DATA SHOWN:
---
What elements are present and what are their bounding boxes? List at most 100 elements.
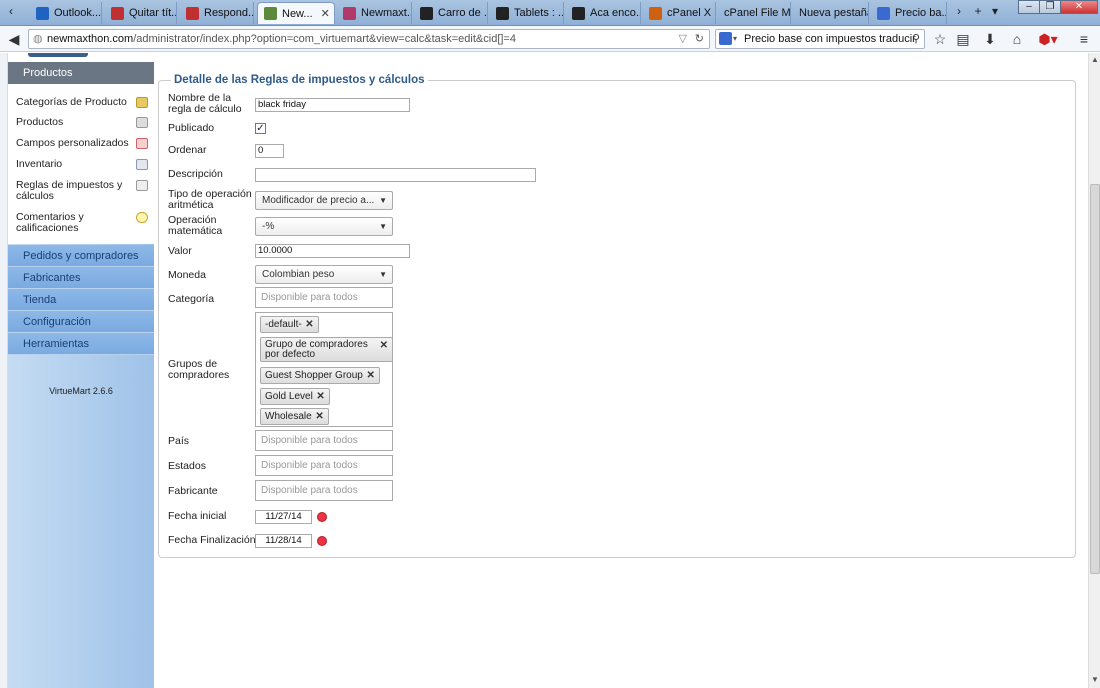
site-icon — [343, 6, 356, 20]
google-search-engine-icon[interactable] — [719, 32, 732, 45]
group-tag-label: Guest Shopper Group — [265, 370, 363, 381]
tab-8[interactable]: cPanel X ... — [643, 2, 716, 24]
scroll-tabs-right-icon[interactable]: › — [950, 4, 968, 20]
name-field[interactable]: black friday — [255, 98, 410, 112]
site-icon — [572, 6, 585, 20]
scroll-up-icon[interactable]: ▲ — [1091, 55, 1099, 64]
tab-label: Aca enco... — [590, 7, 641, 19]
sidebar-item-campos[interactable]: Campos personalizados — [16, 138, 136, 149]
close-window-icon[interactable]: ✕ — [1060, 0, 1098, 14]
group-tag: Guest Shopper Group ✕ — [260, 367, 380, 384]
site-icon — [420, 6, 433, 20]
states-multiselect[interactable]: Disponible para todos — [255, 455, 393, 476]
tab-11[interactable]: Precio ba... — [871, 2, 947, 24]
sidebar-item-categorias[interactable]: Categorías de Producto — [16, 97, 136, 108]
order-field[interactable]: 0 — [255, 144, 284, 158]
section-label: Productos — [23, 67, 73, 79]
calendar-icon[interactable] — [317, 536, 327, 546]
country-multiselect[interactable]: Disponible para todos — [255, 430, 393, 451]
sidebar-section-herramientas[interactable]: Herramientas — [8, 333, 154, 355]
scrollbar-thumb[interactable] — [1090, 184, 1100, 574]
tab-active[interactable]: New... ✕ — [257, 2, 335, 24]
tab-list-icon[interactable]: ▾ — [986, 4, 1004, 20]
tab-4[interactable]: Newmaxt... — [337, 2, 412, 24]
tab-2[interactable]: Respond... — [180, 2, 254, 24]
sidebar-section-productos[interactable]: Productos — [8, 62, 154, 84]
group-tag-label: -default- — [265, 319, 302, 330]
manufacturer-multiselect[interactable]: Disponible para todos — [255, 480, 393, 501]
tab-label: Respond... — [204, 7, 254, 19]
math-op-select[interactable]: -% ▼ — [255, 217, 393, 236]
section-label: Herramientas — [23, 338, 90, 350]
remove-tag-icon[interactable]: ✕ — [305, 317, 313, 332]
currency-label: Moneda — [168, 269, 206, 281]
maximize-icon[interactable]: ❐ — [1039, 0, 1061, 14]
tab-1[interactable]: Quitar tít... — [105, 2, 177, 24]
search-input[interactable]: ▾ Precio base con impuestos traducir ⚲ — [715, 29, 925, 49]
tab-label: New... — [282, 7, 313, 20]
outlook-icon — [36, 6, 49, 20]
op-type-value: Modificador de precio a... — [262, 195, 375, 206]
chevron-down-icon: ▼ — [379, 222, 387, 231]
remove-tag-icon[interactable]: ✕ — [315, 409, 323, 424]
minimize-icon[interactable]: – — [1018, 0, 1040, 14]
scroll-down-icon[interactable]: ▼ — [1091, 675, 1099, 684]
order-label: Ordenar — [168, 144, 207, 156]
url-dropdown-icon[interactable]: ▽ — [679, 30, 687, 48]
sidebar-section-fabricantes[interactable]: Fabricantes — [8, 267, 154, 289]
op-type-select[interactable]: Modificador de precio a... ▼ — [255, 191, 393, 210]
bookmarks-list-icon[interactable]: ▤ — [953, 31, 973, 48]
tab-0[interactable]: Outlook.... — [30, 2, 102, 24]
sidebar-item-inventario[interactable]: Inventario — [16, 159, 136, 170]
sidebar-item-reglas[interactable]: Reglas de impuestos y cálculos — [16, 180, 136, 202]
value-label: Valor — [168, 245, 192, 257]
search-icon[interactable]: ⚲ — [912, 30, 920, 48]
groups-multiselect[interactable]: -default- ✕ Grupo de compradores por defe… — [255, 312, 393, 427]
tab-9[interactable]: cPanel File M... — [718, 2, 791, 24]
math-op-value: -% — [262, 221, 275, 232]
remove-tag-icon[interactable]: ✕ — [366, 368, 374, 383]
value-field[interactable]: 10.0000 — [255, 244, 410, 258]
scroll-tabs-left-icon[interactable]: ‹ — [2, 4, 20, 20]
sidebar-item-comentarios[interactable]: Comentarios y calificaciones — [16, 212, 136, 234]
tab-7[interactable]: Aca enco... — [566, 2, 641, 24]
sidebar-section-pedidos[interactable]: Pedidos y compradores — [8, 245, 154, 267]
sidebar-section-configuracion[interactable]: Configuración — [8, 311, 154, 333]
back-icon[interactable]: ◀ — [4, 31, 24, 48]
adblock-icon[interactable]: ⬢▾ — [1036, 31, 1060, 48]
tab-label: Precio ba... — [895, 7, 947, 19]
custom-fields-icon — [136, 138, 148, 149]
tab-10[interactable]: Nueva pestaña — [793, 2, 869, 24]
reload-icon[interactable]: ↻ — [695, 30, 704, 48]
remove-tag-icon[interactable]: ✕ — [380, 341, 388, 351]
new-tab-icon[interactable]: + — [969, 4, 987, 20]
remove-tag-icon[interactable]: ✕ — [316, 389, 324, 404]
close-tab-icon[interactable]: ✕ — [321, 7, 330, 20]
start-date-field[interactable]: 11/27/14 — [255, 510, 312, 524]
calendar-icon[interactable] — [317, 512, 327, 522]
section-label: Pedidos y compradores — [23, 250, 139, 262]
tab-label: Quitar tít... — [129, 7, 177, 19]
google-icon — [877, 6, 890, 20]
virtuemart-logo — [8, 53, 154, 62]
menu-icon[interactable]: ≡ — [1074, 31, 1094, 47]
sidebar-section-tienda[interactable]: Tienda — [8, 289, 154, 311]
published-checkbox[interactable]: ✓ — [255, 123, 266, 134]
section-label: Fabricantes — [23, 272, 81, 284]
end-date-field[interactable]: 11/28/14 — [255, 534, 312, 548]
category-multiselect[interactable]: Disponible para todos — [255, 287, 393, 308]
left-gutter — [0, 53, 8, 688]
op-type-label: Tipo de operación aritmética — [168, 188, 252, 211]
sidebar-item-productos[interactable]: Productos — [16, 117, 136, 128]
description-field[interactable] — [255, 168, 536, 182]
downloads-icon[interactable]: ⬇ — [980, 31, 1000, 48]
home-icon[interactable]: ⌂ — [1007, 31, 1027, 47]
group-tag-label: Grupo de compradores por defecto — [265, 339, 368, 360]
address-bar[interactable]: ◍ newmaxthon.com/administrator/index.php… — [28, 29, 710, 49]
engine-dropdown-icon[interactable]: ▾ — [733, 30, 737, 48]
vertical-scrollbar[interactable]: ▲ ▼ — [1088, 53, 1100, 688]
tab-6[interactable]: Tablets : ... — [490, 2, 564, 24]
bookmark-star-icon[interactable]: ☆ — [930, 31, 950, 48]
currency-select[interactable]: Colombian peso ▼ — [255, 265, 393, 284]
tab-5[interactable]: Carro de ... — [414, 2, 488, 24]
---
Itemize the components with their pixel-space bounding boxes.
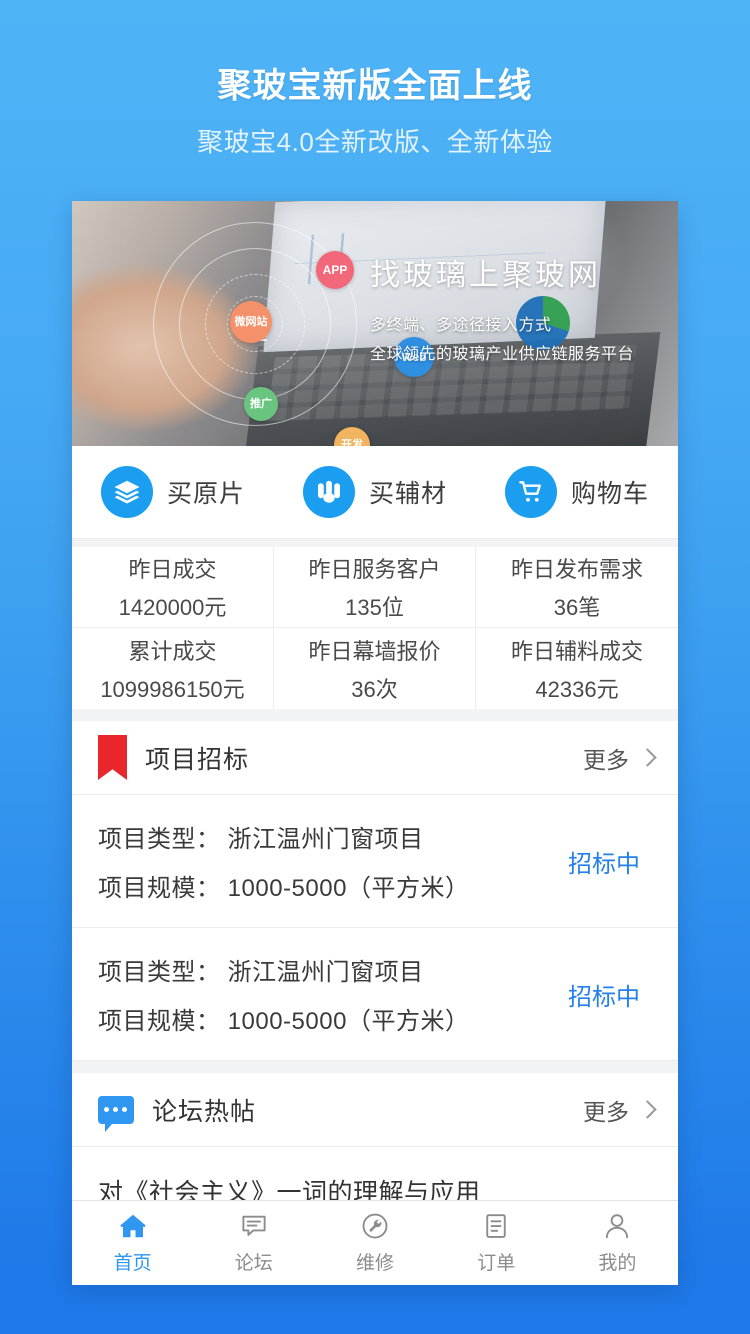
---
Rewrite as a numbered list the lines starting with the line containing "What elements are" and going on through the line containing "tab-8[interactable]: cPanel X", leaving out blank lines and the pictures.

1. What elements are present and what are their bounding boxes? List at most 100 elements.
2. site-icon — [343, 6, 356, 20]
3. google-search-engine-icon[interactable] — [719, 32, 732, 45]
4. group-tag-label: Guest Shopper Group — [265, 370, 363, 381]
5. tab-8[interactable]: cPanel X ... — [643, 2, 716, 24]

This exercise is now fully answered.